THINGS TO DO:
1) Answer these questions from the article on Microsoft's storytelling below, one line each:
(a) In what city was the Ragan PR and Social Media Summit held?
(b) For how many years has Steve Clayton been with Microsoft?
(c) What was the title of Clayton's presentation?
2) Name every place and every event mentioned in the article on Microsoft's storytelling below.
3) Reproduce the stretch of the article on Microsoft's storytelling below from "Steve Clayton has" through "and authentic re-brand.".

EXTRACT TO READ:
/---

Have you ever witnessed a commercial that hit home with you so intensely, or made you resonate so deeply, that you cried? At the Ragan PR and Social Media Summit in Redmond, there were few dry eyes in the house when Steve Clayton, Microsoft’s chief storyteller, told us about the Super Bowl-shaking moment when Microsoft released its Xbox Adaptive Controller commercial.
A long-time fan of Microsoft advertising and their Accessibility/Enable channels, I was thrilled to hear how the world-renowned technology giant came to become one of the most recognizable global brands. I can promise it didn’t disappoint.
Steve Clayton has been with Microsoft for 21 years and was accidentally hired. Thought to be another Steve (don’t worry, he was obviously the right fit for the role), he’s been storytelling for Microsoft ever since. His presentation covered, “Creating a culture of storytelling and innovation.”
Clayton offered us an inside look into Microsoft then, and now: how it recognized that it’s advertising ship was sinking, and how it healed its rupturing reputation by identifying past issues and updating to a new style of branding.
Working from scratch: redefining the values of the Microsoft brand
In a lot of ways, the release of the commercial for the Xbox Adaptive Controller signaled a transition at Microsoft. The company went from lampooning to reaping the rewards of a successful and authentic re-brand.
Clayton’s reasoning for why the commercial resonated so well? It wasn’t just in the unique imagery, but their strategic decision of approaching the commercial around a simple premise: hire talented people that are inspired to share the heartwarming, innovative story of the Adaptive Controller. What came next was a natural fit for the brand and technology. The commercial quickly became a reflection of where the company has come, and where it’s headed moving forward.

\---

DATA RECORDS:
/---

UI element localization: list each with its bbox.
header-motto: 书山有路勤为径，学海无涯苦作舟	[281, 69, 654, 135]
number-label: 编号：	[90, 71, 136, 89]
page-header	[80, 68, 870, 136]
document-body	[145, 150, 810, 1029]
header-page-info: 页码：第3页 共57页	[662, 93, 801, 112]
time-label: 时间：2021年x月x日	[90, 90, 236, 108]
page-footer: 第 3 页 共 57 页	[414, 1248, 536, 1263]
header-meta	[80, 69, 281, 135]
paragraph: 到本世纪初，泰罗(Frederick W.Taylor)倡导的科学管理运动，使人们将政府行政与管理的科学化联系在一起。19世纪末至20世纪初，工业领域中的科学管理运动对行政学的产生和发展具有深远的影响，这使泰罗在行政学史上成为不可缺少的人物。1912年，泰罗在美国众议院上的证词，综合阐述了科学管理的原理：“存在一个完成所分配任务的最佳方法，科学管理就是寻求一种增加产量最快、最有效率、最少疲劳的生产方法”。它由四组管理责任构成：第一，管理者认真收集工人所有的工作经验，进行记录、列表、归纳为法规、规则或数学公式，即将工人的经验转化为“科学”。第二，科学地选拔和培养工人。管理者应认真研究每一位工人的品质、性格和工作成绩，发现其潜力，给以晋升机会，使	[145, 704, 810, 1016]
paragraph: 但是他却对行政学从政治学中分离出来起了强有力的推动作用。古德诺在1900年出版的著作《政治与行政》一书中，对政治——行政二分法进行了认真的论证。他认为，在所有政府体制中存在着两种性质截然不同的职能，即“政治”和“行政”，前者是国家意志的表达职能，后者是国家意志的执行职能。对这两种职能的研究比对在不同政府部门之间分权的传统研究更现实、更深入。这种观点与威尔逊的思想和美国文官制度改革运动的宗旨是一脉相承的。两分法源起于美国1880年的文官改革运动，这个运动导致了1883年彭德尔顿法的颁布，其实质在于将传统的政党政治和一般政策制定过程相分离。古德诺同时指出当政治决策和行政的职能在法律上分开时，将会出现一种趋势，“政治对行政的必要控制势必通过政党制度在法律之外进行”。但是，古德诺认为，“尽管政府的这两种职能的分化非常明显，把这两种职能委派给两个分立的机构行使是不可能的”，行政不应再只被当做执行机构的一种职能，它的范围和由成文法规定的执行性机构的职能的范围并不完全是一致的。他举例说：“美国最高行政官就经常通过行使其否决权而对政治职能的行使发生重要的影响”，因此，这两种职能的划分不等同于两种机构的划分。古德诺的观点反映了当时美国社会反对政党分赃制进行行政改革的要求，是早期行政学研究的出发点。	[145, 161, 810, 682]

\---

SOLUTIONS IN ORDER:
1)
(a) Redmond
(b) 21 years
(c) "Creating a culture of storytelling and innovation."

2) Redmond; the Ragan PR and Social Media Summit; the Super Bowl

3)
Steve Clayton has been with Microsoft for 21 years and was accidentally hired. Thought to be another Steve (don’t worry, he was obviously the right fit for the role), he’s been storytelling for Microsoft ever since. His presentation covered, “Creating a culture of storytelling and innovation.”
Clayton offered us an inside look into Microsoft then, and now: how it recognized that it’s advertising ship was sinking, and how it healed its rupturing reputation by identifying past issues and updating to a new style of branding.
Working from scratch: redefining the values of the Microsoft brand
In a lot of ways, the release of the commercial for the Xbox Adaptive Controller signaled a transition at Microsoft. The company went from lampooning to reaping the rewards of a successful and authentic re-brand.